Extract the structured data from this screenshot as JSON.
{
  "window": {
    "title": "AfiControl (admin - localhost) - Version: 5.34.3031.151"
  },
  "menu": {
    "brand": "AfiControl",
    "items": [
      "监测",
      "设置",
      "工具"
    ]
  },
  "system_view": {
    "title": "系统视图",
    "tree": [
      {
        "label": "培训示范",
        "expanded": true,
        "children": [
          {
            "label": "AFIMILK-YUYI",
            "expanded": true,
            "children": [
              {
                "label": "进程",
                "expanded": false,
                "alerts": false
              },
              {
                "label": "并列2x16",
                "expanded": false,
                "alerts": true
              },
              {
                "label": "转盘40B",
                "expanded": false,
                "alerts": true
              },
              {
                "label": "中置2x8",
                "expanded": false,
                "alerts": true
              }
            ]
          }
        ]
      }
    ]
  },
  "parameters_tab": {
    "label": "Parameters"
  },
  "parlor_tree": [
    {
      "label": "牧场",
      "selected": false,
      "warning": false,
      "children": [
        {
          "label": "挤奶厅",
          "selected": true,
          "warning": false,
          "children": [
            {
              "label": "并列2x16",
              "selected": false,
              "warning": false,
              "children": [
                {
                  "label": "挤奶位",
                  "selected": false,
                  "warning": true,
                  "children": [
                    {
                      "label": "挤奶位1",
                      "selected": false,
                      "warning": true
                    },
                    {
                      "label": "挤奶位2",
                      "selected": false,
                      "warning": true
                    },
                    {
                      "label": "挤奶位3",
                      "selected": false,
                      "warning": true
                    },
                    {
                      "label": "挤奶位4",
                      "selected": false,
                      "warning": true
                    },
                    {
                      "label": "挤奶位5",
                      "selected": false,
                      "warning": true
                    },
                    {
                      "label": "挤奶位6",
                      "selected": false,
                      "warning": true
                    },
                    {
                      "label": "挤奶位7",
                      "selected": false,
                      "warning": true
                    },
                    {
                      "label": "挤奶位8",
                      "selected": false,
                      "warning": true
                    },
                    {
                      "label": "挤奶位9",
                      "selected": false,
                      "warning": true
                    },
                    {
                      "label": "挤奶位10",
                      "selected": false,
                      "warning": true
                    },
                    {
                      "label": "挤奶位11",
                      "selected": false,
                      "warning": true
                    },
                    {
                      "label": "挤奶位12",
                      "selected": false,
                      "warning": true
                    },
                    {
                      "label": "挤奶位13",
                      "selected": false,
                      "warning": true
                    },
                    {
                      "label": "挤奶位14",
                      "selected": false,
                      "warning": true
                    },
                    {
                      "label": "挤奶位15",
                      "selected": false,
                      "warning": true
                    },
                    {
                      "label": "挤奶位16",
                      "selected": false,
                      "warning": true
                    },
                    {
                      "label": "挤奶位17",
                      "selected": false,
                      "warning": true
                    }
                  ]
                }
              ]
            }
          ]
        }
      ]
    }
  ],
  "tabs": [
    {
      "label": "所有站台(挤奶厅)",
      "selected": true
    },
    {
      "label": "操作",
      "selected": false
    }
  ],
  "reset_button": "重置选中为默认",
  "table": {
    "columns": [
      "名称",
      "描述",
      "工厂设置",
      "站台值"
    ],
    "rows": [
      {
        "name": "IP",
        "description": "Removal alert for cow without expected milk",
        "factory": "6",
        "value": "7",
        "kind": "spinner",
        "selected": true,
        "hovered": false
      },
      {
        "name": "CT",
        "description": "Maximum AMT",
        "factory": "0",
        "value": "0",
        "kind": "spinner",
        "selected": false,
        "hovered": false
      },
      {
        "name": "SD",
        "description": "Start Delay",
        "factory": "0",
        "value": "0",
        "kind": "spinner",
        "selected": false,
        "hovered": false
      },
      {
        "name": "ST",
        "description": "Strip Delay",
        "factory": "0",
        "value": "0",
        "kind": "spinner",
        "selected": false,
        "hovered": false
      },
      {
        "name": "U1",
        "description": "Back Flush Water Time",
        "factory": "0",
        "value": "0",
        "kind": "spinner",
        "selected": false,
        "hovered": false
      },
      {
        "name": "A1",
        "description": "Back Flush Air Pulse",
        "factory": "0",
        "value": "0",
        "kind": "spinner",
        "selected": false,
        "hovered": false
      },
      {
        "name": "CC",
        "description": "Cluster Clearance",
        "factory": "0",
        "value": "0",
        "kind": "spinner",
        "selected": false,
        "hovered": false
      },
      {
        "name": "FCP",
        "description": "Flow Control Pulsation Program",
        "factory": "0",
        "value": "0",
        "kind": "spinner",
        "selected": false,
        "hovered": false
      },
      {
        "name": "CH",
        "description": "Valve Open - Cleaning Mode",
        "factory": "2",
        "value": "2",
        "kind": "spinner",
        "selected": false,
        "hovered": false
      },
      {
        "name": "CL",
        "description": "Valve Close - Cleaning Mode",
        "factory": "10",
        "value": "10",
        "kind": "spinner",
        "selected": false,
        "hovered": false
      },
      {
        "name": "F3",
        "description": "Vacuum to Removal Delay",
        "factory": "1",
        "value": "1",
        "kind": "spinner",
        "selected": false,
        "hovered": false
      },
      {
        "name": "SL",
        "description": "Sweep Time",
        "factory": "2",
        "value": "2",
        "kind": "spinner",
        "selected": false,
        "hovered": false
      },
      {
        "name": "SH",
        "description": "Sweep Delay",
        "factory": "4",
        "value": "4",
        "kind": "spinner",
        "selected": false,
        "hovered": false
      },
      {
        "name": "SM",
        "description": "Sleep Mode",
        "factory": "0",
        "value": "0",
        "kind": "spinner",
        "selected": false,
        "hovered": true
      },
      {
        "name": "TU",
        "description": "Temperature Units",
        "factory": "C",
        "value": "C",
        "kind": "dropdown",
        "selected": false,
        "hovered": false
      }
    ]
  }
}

Exercise directions:
List every line above that holds the word "children".

Solved problem:
        "children": [
            "children": [
      "children": [
          "children": [
              "children": [
                  "children": [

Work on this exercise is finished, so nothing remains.